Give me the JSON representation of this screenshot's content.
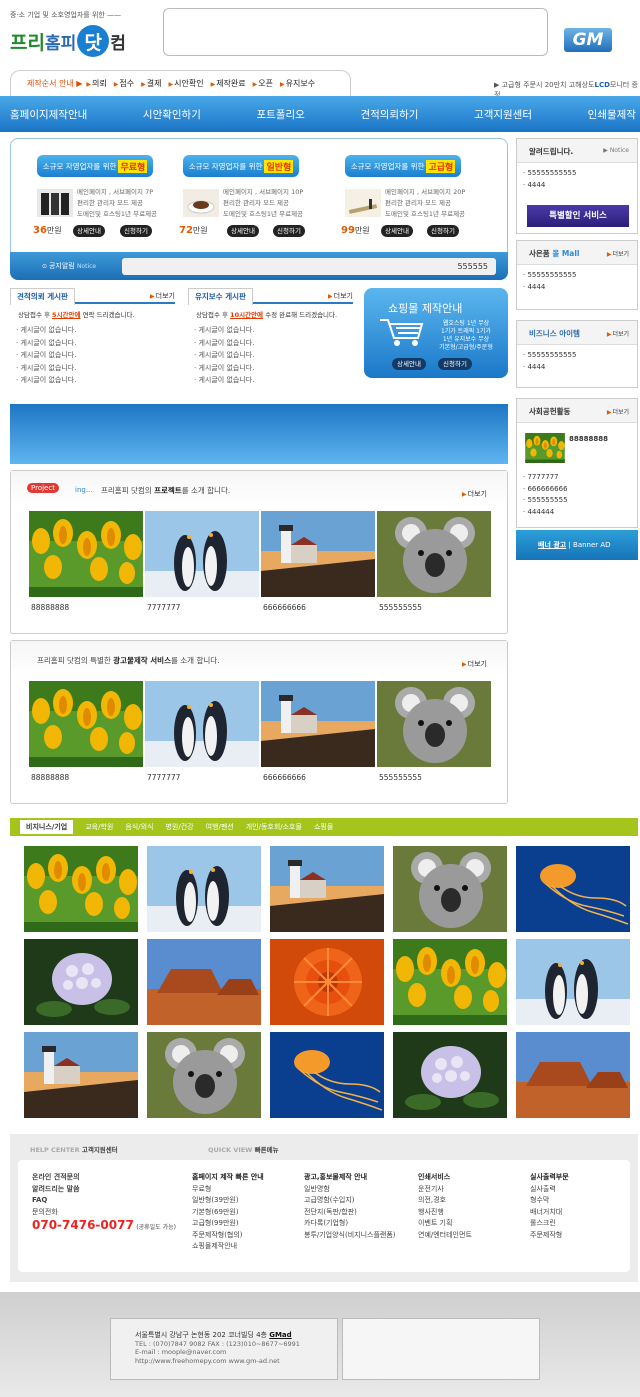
{
  "header": {
    "slogan": "중·소 기업 및 소호영업자를 위한 ——",
    "logo_part1": "프리",
    "logo_part2": "홈피",
    "logo_dot": "닷",
    "logo_part3": "컴",
    "gm_logo": "GM"
  },
  "order_bar": {
    "lead": "제작순서 안내 ▶",
    "steps": [
      "의뢰",
      "접수",
      "결제",
      "시안확인",
      "제작완료",
      "오픈",
      "유지보수"
    ]
  },
  "right_news": {
    "text": "▶ 고급형 주문시 20만치 고해상도",
    "lcd": "LCD",
    "tail": "모니터 증정"
  },
  "nav": [
    "홈페이지제작안내",
    "시안확인하기",
    "포트폴리오",
    "견적의뢰하기",
    "고객지원센터",
    "인쇄물제작"
  ],
  "packages": [
    {
      "title": "소규모 자영업자를 위한",
      "badge": "무료형",
      "desc": [
        "메인페이지 , 서브페이지 7P",
        "편리한 관리자 모드 제공",
        "도메인및 호스팅1년 무료제공"
      ],
      "price": "36",
      "unit": "만원",
      "btn1": "상세안내",
      "btn2": "신청하기"
    },
    {
      "title": "소규모 자영업자를 위한",
      "badge": "일반형",
      "desc": [
        "메인페이지 , 서브페이지 10P",
        "편리한 관리자 모드 제공",
        "도메인및 호스팅1년 무료제공"
      ],
      "price": "72",
      "unit": "만원",
      "btn1": "상세안내",
      "btn2": "신청하기"
    },
    {
      "title": "소규모 자영업자를 위한",
      "badge": "고급형",
      "desc": [
        "메인페이지 , 서브페이지 20P",
        "편리한 관리자 모드 제공",
        "도메인및 호스팅1년 무료제공"
      ],
      "price": "99",
      "unit": "만원",
      "btn1": "상세안내",
      "btn2": "신청하기"
    }
  ],
  "notice": {
    "label": "공지알림",
    "sub": "Notice",
    "value": "555555"
  },
  "boards": [
    {
      "title": "견적의뢰 게시판",
      "more": "더보기",
      "info_pre": "상담접수 후",
      "info_hl": "5시간안에",
      "info_post": "연락 드리겠습니다.",
      "items": [
        "게시글이 없습니다.",
        "게시글이 없습니다.",
        "게시글이 없습니다.",
        "게시글이 없습니다.",
        "게시글이 없습니다."
      ]
    },
    {
      "title": "유지보수 게시판",
      "more": "더보기",
      "info_pre": "상담접수 후",
      "info_hl": "10시간안에",
      "info_post": "수정 완료해 드리겠습니다.",
      "items": [
        "게시글이 없습니다.",
        "게시글이 없습니다.",
        "게시글이 없습니다.",
        "게시글이 없습니다.",
        "게시글이 없습니다."
      ]
    }
  ],
  "shop": {
    "title": "쇼핑몰 제작안내",
    "desc": [
      "웹호스팅 1년 무상",
      "1기가 트래픽 1기가",
      "1년 유지보수 무상",
      "기본형/고급형/주문형"
    ],
    "btn1": "상세안내",
    "btn2": "신청하기"
  },
  "project": {
    "logo": "Project",
    "logo_sub": "ing...",
    "text_pre": "프리홈피 닷컴의",
    "text_b": "프로젝트",
    "text_post": "를 소개 합니다.",
    "more": "더보기",
    "captions": [
      "88888888",
      "7777777",
      "666666666",
      "555555555"
    ]
  },
  "ad_section": {
    "text_pre": "프리홈피 닷컴의 특별한",
    "text_b": "광고물제작 서비스",
    "text_post": "를 소개 합니다.",
    "more": "더보기",
    "captions": [
      "88888888",
      "7777777",
      "666666666",
      "555555555"
    ]
  },
  "sidebar": {
    "notice": {
      "title": "알려드립니다.",
      "more": "▶ Notice",
      "items": [
        "55555555555",
        "4444"
      ],
      "special": "특별할인 서비스"
    },
    "mall": {
      "title": "사은품",
      "accent": "몰 Mall",
      "more": "더보기",
      "items": [
        "55555555555",
        "4444"
      ]
    },
    "biz": {
      "title": "비즈니스 아이템",
      "more": "더보기",
      "items": [
        "55555555555",
        "4444"
      ]
    },
    "social": {
      "title": "사회공헌활동",
      "more": "더보기",
      "caption": "88888888",
      "items": [
        "7777777",
        "666666666",
        "555555555",
        "444444"
      ]
    },
    "banner": {
      "label": "배너 광고",
      "sub": "Banner AD"
    }
  },
  "categories": {
    "active": "비지니스/기업",
    "items": [
      "교육/학원",
      "음식/외식",
      "병원/건강",
      "여행/펜션",
      "개인/동호회/소호몰",
      "쇼핑몰"
    ]
  },
  "gallery": [
    "tulip",
    "penguin",
    "lighthouse",
    "koala",
    "jellyfish",
    "hydrangea",
    "desert",
    "chrysanthemum",
    "tulip",
    "penguin",
    "lighthouse",
    "koala",
    "jellyfish",
    "hydrangea",
    "desert"
  ],
  "footer": {
    "help": "HELP CENTER",
    "help_b": "고객지원센터",
    "quick": "QUICK VIEW",
    "quick_b": "빠른메뉴",
    "col1": [
      "온라인 견적문의",
      "알려드리는 말씀",
      "FAQ",
      "문의전화"
    ],
    "phone": "070-7476-0077",
    "phone_note": "(공휴일도 가능)",
    "col2": {
      "h": "홈페이지 제작 빠른 안내",
      "items": [
        "무료형",
        "일반형(39만원)",
        "기본형(69만원)",
        "고급형(99만원)",
        "주문제작형(협의)",
        "쇼핑몰제작안내"
      ]
    },
    "col3": {
      "h": "광고,홍보물제작 안내",
      "items": [
        "일반명함",
        "고급명함(수입지)",
        "전단지(독판/합판)",
        "카다록(기업형)",
        "봉투/기업양식(비지니스플랜폼)"
      ]
    },
    "col4": {
      "h": "인쇄서비스",
      "items": [
        "운전기사",
        "의전,경호",
        "행사진행",
        "이벤트 기획",
        "연예/엔터테인먼트"
      ]
    },
    "col5": {
      "h": "실사출력부문",
      "items": [
        "실사출력",
        "형수막",
        "배너거치대",
        "롤스크린",
        "주문제작형"
      ]
    }
  },
  "address": {
    "line1": "서울특별시 강남구 논현동 202 코너빌딩 4층",
    "company": "GMad",
    "tel": "TEL : (070)7847 9082    FAX : (123)010~8677~6991",
    "email": "E-mail : moople@naver.com",
    "urls": "http://www.freehomepy.com    www.gm-ad.net"
  }
}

= WRITTEN INSTRUCTION =
All of the records need repeating exactly, except for the pictures.

= IN RESPONSE =
Give me the JSON representation of this screenshot's content.
{
  "header": {
    "slogan": "중·소 기업 및 소호영업자를 위한 ——",
    "logo_part1": "프리",
    "logo_part2": "홈피",
    "logo_dot": "닷",
    "logo_part3": "컴",
    "gm_logo": "GM"
  },
  "order_bar": {
    "lead": "제작순서 안내 ▶",
    "steps": [
      "의뢰",
      "접수",
      "결제",
      "시안확인",
      "제작완료",
      "오픈",
      "유지보수"
    ]
  },
  "right_news": {
    "text": "▶ 고급형 주문시 20만치 고해상도",
    "lcd": "LCD",
    "tail": "모니터 증정"
  },
  "nav": [
    "홈페이지제작안내",
    "시안확인하기",
    "포트폴리오",
    "견적의뢰하기",
    "고객지원센터",
    "인쇄물제작"
  ],
  "packages": [
    {
      "title": "소규모 자영업자를 위한",
      "badge": "무료형",
      "desc": [
        "메인페이지 , 서브페이지 7P",
        "편리한 관리자 모드 제공",
        "도메인및 호스팅1년 무료제공"
      ],
      "price": "36",
      "unit": "만원",
      "btn1": "상세안내",
      "btn2": "신청하기"
    },
    {
      "title": "소규모 자영업자를 위한",
      "badge": "일반형",
      "desc": [
        "메인페이지 , 서브페이지 10P",
        "편리한 관리자 모드 제공",
        "도메인및 호스팅1년 무료제공"
      ],
      "price": "72",
      "unit": "만원",
      "btn1": "상세안내",
      "btn2": "신청하기"
    },
    {
      "title": "소규모 자영업자를 위한",
      "badge": "고급형",
      "desc": [
        "메인페이지 , 서브페이지 20P",
        "편리한 관리자 모드 제공",
        "도메인및 호스팅1년 무료제공"
      ],
      "price": "99",
      "unit": "만원",
      "btn1": "상세안내",
      "btn2": "신청하기"
    }
  ],
  "notice": {
    "label": "공지알림",
    "sub": "Notice",
    "value": "555555"
  },
  "boards": [
    {
      "title": "견적의뢰 게시판",
      "more": "더보기",
      "info_pre": "상담접수 후",
      "info_hl": "5시간안에",
      "info_post": "연락 드리겠습니다.",
      "items": [
        "게시글이 없습니다.",
        "게시글이 없습니다.",
        "게시글이 없습니다.",
        "게시글이 없습니다.",
        "게시글이 없습니다."
      ]
    },
    {
      "title": "유지보수 게시판",
      "more": "더보기",
      "info_pre": "상담접수 후",
      "info_hl": "10시간안에",
      "info_post": "수정 완료해 드리겠습니다.",
      "items": [
        "게시글이 없습니다.",
        "게시글이 없습니다.",
        "게시글이 없습니다.",
        "게시글이 없습니다.",
        "게시글이 없습니다."
      ]
    }
  ],
  "shop": {
    "title": "쇼핑몰 제작안내",
    "desc": [
      "웹호스팅 1년 무상",
      "1기가 트래픽 1기가",
      "1년 유지보수 무상",
      "기본형/고급형/주문형"
    ],
    "btn1": "상세안내",
    "btn2": "신청하기"
  },
  "project": {
    "logo": "Project",
    "logo_sub": "ing...",
    "text_pre": "프리홈피 닷컴의",
    "text_b": "프로젝트",
    "text_post": "를 소개 합니다.",
    "more": "더보기",
    "captions": [
      "88888888",
      "7777777",
      "666666666",
      "555555555"
    ]
  },
  "ad_section": {
    "text_pre": "프리홈피 닷컴의 특별한",
    "text_b": "광고물제작 서비스",
    "text_post": "를 소개 합니다.",
    "more": "더보기",
    "captions": [
      "88888888",
      "7777777",
      "666666666",
      "555555555"
    ]
  },
  "sidebar": {
    "notice": {
      "title": "알려드립니다.",
      "more": "▶ Notice",
      "items": [
        "55555555555",
        "4444"
      ],
      "special": "특별할인 서비스"
    },
    "mall": {
      "title": "사은품",
      "accent": "몰 Mall",
      "more": "더보기",
      "items": [
        "55555555555",
        "4444"
      ]
    },
    "biz": {
      "title": "비즈니스 아이템",
      "more": "더보기",
      "items": [
        "55555555555",
        "4444"
      ]
    },
    "social": {
      "title": "사회공헌활동",
      "more": "더보기",
      "caption": "88888888",
      "items": [
        "7777777",
        "666666666",
        "555555555",
        "444444"
      ]
    },
    "banner": {
      "label": "배너 광고",
      "sub": "Banner AD"
    }
  },
  "categories": {
    "active": "비지니스/기업",
    "items": [
      "교육/학원",
      "음식/외식",
      "병원/건강",
      "여행/펜션",
      "개인/동호회/소호몰",
      "쇼핑몰"
    ]
  },
  "gallery": [
    "tulip",
    "penguin",
    "lighthouse",
    "koala",
    "jellyfish",
    "hydrangea",
    "desert",
    "chrysanthemum",
    "tulip",
    "penguin",
    "lighthouse",
    "koala",
    "jellyfish",
    "hydrangea",
    "desert"
  ],
  "footer": {
    "help": "HELP CENTER",
    "help_b": "고객지원센터",
    "quick": "QUICK VIEW",
    "quick_b": "빠른메뉴",
    "col1": [
      "온라인 견적문의",
      "알려드리는 말씀",
      "FAQ",
      "문의전화"
    ],
    "phone": "070-7476-0077",
    "phone_note": "(공휴일도 가능)",
    "col2": {
      "h": "홈페이지 제작 빠른 안내",
      "items": [
        "무료형",
        "일반형(39만원)",
        "기본형(69만원)",
        "고급형(99만원)",
        "주문제작형(협의)",
        "쇼핑몰제작안내"
      ]
    },
    "col3": {
      "h": "광고,홍보물제작 안내",
      "items": [
        "일반명함",
        "고급명함(수입지)",
        "전단지(독판/합판)",
        "카다록(기업형)",
        "봉투/기업양식(비지니스플랜폼)"
      ]
    },
    "col4": {
      "h": "인쇄서비스",
      "items": [
        "운전기사",
        "의전,경호",
        "행사진행",
        "이벤트 기획",
        "연예/엔터테인먼트"
      ]
    },
    "col5": {
      "h": "실사출력부문",
      "items": [
        "실사출력",
        "형수막",
        "배너거치대",
        "롤스크린",
        "주문제작형"
      ]
    }
  },
  "address": {
    "line1": "서울특별시 강남구 논현동 202 코너빌딩 4층",
    "company": "GMad",
    "tel": "TEL : (070)7847 9082    FAX : (123)010~8677~6991",
    "email": "E-mail : moople@naver.com",
    "urls": "http://www.freehomepy.com    www.gm-ad.net"
  }
}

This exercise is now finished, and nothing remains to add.